INPUT RECORDS —
-*-*-

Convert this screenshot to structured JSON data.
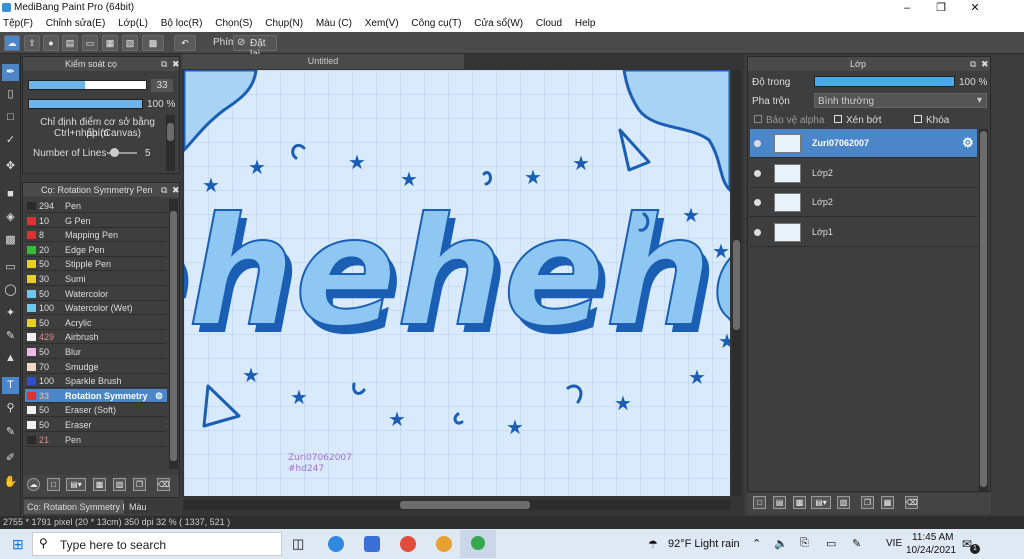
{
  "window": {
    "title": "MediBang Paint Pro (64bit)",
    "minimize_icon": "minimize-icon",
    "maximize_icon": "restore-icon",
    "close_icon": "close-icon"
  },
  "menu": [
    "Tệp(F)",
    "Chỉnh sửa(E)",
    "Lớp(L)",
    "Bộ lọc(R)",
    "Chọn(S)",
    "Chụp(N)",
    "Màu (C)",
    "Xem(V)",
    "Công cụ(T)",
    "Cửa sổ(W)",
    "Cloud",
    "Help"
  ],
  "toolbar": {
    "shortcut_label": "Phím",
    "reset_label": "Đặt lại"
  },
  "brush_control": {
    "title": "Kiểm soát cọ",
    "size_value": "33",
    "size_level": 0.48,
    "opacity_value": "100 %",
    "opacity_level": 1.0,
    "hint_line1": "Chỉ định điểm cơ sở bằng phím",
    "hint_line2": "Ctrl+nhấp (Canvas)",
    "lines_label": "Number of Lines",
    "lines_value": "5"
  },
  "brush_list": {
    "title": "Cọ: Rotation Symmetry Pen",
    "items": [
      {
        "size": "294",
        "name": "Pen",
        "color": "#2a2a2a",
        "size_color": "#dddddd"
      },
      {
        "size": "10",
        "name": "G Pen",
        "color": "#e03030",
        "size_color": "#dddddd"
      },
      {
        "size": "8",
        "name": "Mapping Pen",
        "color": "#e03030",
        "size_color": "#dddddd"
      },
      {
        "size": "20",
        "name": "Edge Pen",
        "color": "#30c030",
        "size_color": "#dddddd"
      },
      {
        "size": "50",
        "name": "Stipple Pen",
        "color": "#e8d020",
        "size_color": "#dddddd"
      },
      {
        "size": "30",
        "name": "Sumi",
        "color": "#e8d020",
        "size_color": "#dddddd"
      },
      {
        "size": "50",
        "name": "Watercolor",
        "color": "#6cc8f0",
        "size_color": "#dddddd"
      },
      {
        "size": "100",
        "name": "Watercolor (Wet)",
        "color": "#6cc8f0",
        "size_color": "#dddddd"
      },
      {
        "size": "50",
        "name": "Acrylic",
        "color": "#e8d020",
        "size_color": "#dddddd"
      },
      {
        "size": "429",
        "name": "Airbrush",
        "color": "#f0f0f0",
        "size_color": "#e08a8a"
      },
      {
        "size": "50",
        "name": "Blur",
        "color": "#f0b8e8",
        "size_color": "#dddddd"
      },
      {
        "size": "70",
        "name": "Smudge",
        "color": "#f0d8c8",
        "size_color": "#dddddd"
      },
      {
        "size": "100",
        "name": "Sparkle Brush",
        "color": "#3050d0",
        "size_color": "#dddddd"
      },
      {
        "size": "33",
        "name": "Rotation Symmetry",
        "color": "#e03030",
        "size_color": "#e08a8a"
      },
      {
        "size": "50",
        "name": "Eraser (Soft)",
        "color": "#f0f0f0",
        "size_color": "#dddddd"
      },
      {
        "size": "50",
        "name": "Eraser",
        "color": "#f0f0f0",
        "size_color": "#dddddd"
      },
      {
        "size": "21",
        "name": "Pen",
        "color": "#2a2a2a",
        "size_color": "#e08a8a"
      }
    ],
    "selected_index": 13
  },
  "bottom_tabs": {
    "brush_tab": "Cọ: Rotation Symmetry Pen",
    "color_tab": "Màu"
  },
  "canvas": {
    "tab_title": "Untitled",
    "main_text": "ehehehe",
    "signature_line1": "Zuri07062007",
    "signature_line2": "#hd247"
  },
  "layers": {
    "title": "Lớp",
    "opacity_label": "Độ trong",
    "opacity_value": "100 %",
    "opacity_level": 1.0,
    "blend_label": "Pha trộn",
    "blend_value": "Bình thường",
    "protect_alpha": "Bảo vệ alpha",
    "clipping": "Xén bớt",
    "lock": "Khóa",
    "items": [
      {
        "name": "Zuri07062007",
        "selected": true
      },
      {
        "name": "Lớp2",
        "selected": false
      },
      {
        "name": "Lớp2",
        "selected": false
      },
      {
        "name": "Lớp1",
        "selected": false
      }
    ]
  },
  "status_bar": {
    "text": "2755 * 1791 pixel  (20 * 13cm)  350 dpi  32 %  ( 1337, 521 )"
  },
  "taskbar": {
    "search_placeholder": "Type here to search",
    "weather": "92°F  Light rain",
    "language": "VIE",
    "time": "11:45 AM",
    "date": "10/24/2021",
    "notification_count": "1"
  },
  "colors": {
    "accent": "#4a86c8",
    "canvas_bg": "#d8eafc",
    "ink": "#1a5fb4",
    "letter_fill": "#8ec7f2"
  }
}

-*-*-

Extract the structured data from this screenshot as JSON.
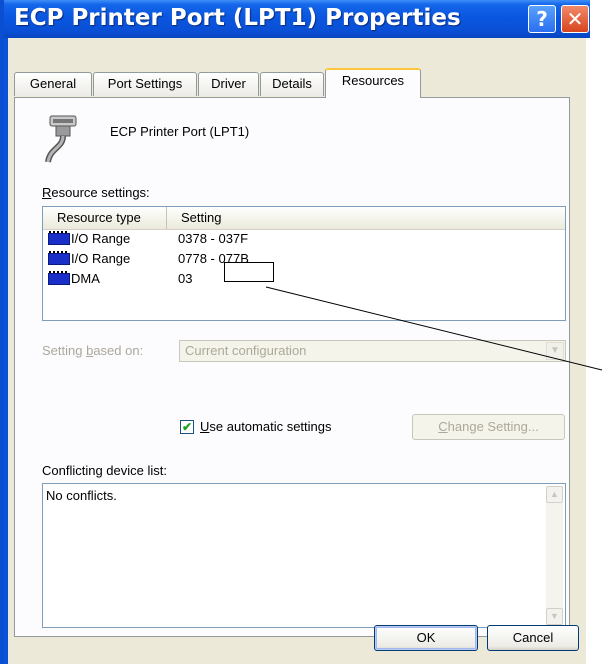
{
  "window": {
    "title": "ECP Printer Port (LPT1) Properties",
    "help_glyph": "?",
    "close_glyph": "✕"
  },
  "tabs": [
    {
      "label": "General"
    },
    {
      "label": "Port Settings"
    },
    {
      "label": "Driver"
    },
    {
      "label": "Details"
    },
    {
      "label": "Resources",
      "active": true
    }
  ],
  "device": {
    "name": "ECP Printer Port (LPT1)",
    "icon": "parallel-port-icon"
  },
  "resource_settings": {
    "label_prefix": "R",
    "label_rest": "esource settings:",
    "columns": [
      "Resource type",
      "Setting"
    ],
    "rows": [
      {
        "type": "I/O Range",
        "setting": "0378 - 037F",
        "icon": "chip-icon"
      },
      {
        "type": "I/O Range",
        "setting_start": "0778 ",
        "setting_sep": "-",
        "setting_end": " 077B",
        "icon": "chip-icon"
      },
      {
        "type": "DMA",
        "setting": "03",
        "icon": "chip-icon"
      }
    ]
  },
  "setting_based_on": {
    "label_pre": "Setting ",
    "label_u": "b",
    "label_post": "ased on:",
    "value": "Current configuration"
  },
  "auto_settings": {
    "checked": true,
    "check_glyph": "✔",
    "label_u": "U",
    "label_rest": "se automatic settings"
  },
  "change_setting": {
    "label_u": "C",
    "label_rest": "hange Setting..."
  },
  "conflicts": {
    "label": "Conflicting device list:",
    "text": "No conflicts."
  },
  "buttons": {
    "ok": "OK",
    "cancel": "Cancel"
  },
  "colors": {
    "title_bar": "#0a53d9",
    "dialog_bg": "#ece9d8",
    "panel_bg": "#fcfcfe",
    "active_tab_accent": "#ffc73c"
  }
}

-*-*-

Gather, from the listing above, every line carrying the word "Printer".

    "title": "ECP Printer Port (LPT1) Properties",
    "name": "ECP Printer Port (LPT1)",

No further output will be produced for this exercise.